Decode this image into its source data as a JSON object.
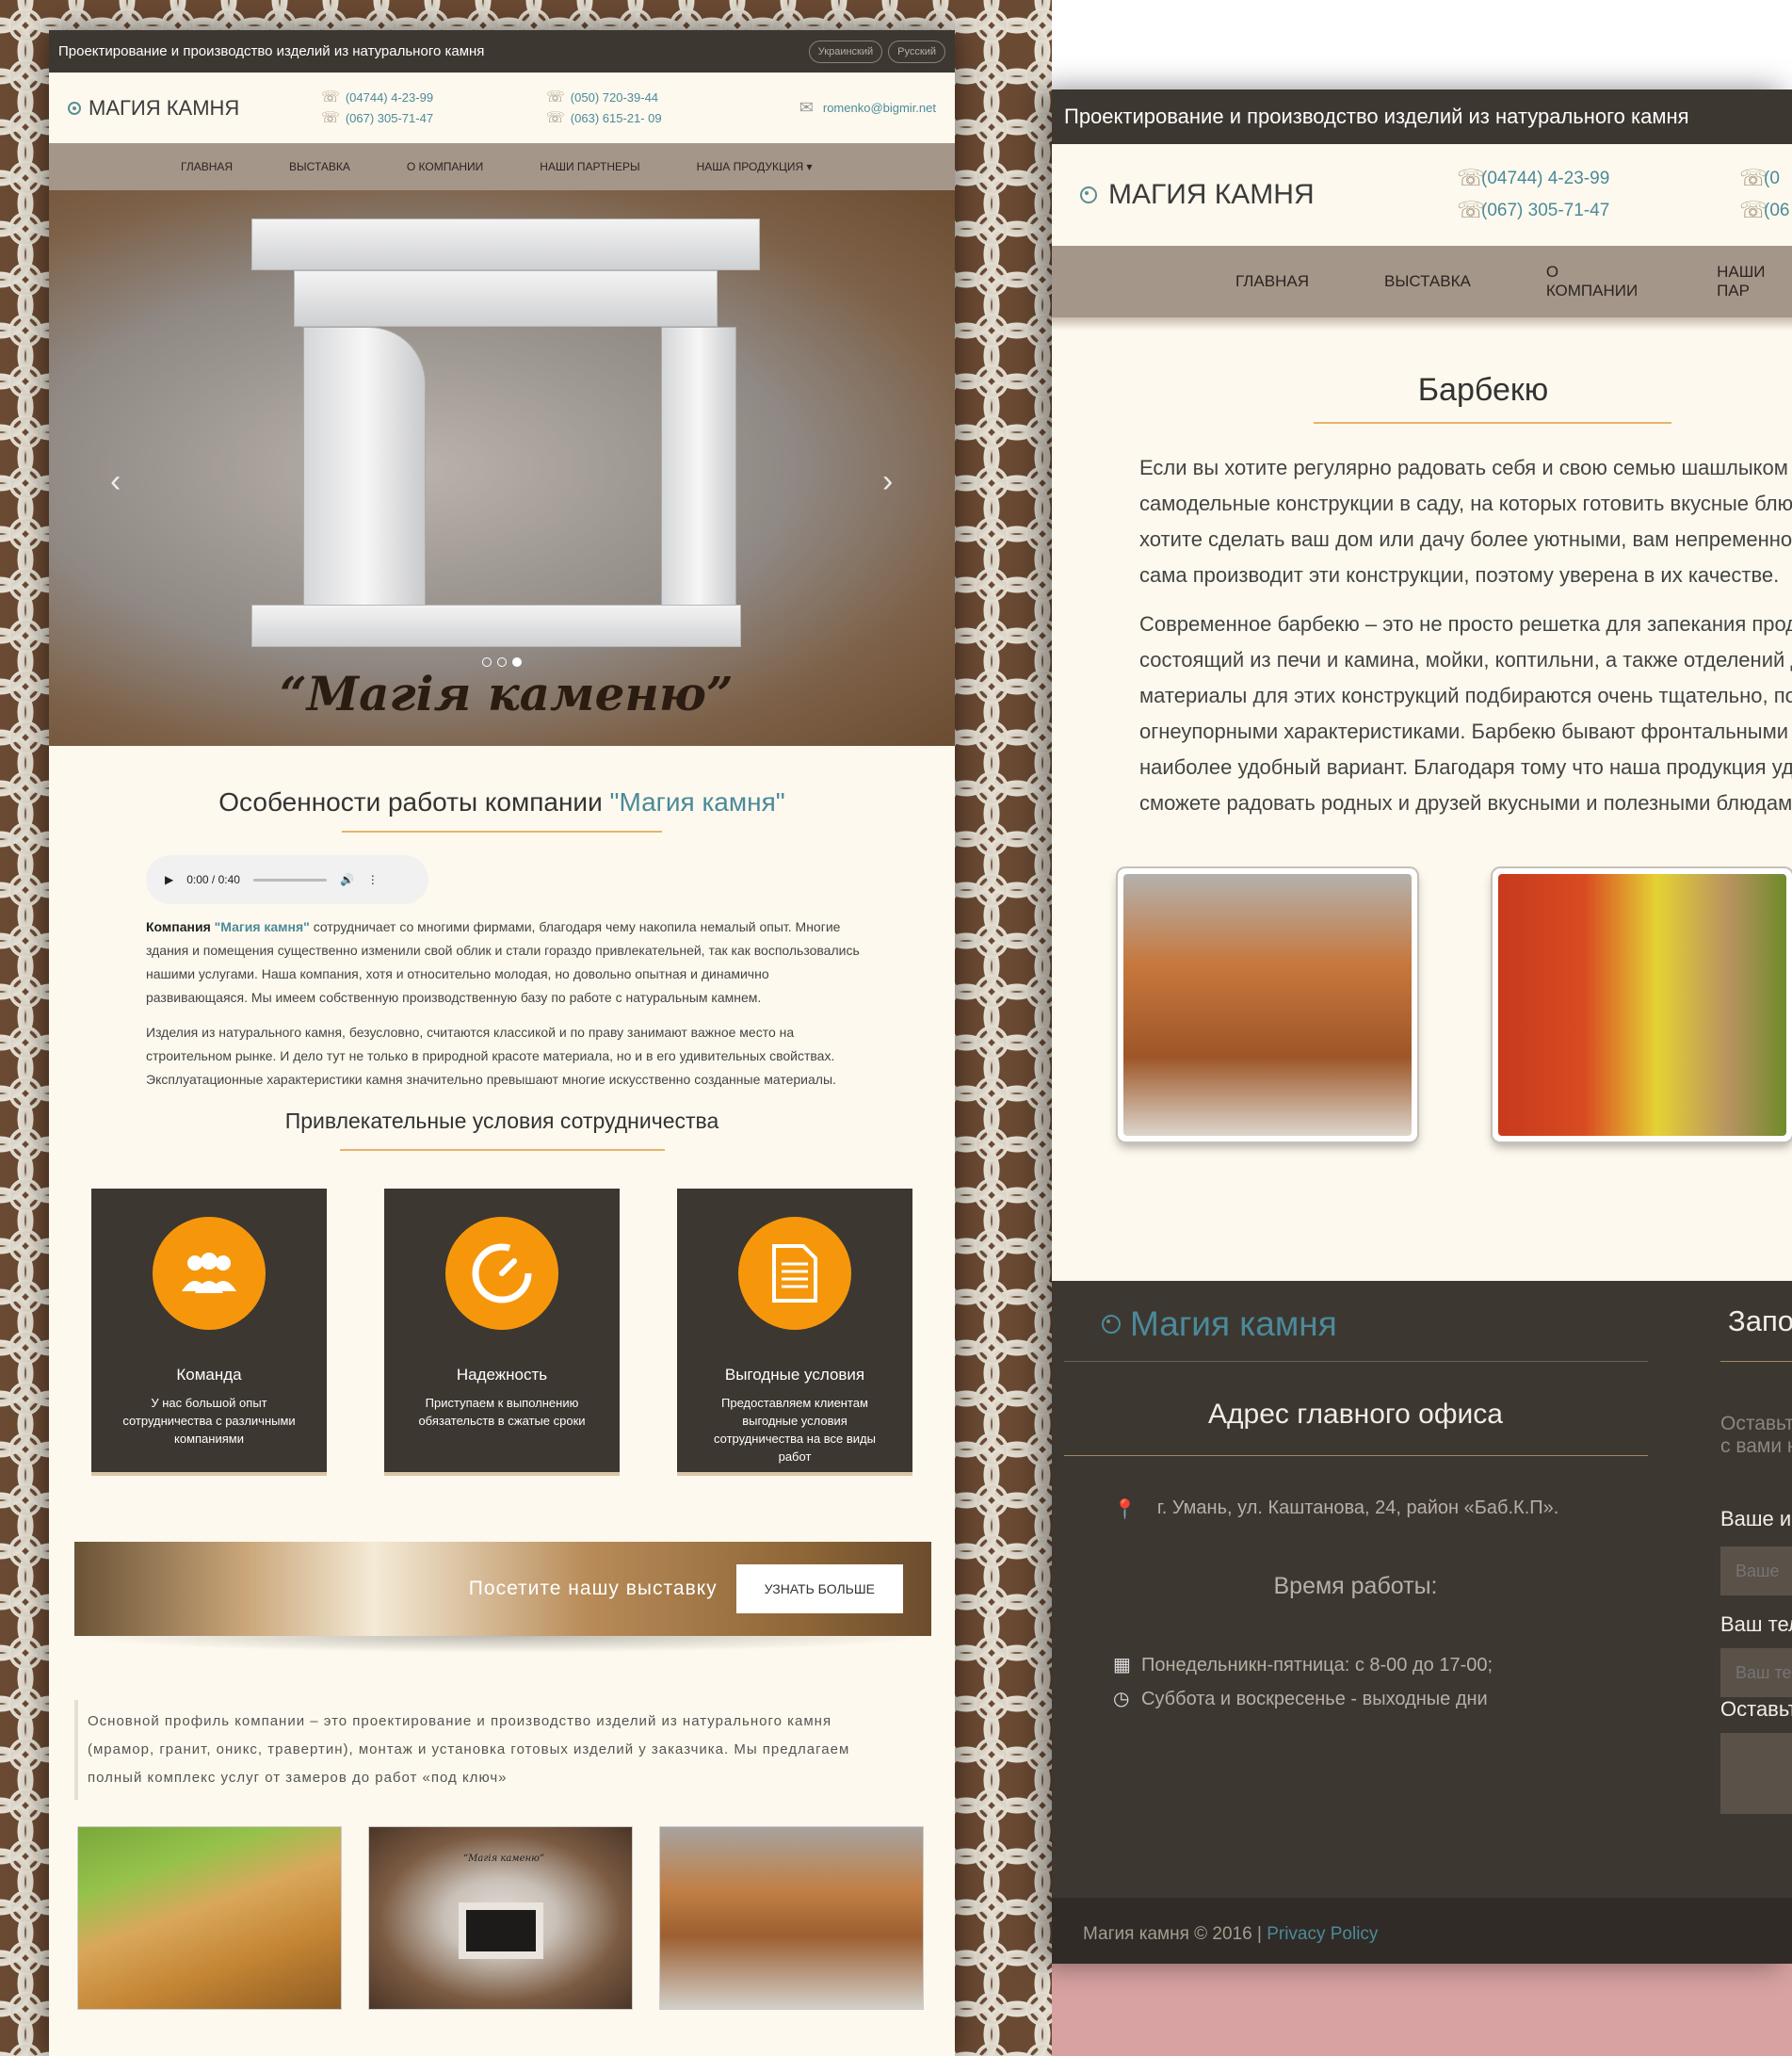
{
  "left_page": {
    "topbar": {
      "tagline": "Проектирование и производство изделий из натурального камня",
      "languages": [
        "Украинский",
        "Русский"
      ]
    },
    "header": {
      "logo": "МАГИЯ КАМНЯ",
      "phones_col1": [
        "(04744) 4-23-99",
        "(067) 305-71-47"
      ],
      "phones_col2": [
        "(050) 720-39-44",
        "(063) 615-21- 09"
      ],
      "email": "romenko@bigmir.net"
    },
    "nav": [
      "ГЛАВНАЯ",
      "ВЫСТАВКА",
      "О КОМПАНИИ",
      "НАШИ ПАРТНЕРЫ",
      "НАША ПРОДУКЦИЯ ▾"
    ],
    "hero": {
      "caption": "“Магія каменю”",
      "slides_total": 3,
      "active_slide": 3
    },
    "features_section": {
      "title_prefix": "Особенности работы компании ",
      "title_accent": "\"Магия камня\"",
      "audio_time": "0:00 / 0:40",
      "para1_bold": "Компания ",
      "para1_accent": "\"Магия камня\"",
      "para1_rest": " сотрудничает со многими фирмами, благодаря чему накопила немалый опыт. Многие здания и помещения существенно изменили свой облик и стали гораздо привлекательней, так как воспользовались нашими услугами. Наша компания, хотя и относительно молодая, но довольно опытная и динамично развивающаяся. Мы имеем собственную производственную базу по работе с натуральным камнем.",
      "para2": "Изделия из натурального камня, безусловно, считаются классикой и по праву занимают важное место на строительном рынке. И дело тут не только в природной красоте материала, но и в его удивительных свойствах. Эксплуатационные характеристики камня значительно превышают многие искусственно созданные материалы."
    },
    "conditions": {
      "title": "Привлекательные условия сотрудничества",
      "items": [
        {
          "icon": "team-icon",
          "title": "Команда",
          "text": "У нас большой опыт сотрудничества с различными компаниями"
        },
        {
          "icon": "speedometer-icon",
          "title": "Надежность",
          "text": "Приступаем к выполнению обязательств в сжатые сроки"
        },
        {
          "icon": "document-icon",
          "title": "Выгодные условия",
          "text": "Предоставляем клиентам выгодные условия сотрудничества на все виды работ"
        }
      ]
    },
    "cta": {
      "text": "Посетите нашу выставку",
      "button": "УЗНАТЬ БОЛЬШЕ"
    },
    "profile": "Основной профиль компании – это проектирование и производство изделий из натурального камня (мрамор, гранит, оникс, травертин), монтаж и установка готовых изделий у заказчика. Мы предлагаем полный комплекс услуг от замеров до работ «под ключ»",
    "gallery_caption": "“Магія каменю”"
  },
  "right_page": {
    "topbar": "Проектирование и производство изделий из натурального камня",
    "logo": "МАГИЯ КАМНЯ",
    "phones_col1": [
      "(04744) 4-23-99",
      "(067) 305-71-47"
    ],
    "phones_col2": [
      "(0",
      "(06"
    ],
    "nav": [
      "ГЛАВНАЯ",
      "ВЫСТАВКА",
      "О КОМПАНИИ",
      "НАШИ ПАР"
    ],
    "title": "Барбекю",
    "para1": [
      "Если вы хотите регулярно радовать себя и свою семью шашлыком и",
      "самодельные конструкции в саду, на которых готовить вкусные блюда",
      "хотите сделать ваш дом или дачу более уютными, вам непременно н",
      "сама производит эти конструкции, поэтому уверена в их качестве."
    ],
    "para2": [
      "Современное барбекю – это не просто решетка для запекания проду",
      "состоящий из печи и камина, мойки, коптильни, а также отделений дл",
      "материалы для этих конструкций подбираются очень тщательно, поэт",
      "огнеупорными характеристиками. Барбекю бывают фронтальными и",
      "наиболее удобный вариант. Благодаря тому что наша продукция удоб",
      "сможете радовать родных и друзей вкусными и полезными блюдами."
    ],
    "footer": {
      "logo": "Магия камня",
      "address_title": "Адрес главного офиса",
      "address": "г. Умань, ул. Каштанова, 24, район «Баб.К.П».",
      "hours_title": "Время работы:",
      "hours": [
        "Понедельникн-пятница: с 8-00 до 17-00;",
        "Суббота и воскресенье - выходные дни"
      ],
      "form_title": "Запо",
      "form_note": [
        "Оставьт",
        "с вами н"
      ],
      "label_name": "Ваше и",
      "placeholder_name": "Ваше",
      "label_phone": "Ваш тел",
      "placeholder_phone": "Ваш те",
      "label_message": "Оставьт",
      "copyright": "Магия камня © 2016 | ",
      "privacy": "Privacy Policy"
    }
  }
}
____________________
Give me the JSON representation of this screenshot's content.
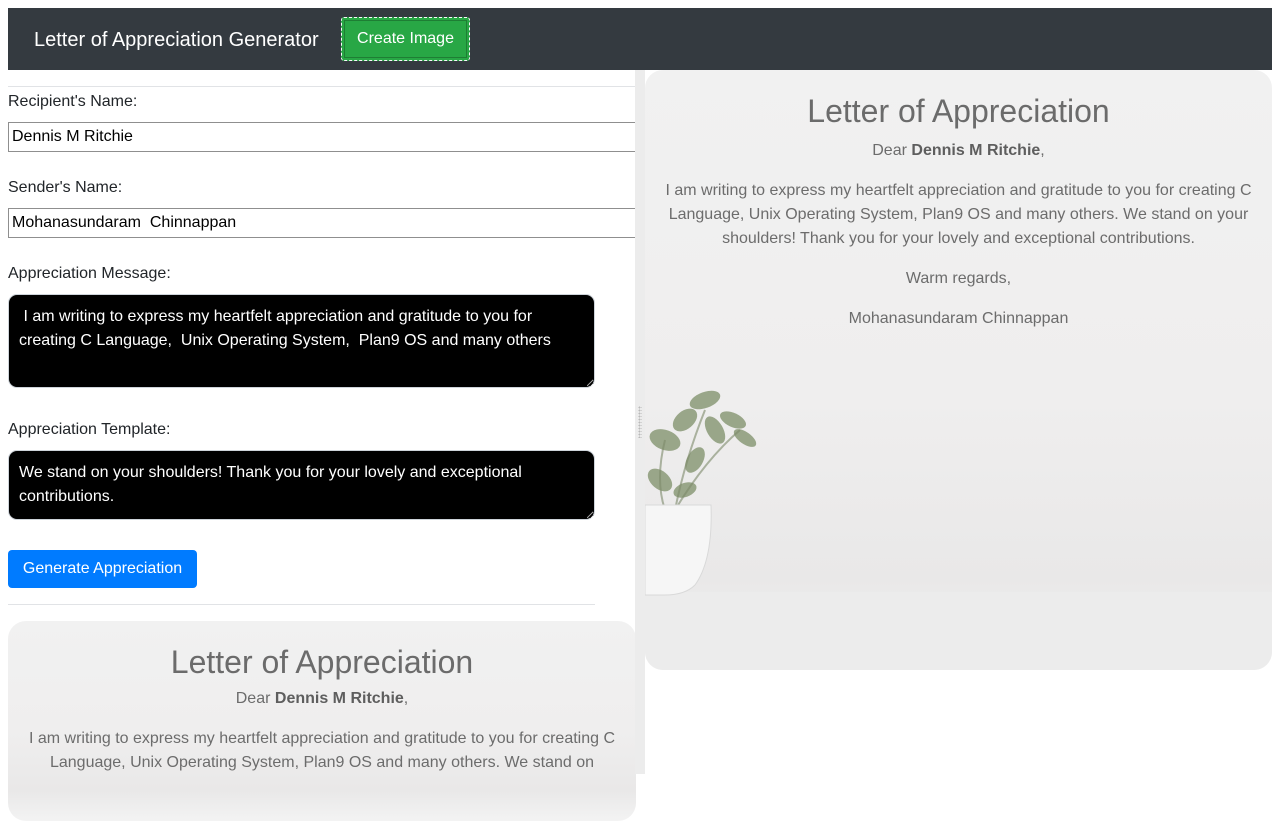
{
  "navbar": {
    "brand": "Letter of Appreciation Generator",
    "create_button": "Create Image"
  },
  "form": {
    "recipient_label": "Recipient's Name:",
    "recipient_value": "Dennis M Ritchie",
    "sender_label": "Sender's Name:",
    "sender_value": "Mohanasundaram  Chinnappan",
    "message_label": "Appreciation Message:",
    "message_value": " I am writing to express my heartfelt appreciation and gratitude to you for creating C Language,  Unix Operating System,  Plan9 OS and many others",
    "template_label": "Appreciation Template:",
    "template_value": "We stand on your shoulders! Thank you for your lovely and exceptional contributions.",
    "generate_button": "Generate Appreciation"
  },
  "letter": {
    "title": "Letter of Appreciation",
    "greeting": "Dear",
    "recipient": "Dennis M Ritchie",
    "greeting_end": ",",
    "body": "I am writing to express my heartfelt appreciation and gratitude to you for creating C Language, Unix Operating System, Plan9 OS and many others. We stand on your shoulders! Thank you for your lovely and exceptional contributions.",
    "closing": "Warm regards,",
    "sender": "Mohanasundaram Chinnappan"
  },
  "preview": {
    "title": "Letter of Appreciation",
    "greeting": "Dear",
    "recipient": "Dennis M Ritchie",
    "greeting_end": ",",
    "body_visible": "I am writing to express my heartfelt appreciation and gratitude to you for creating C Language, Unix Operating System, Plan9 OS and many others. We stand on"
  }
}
____________________
■ **THE PROBLEM**
All lines above containing the string "хотите" are to be collected.

■ **THE REPLY**
      "Если вы хотите регулярно радовать себя и свою семью шашлыком и",
      "хотите сделать ваш дом или дачу более уютными, вам непременно н",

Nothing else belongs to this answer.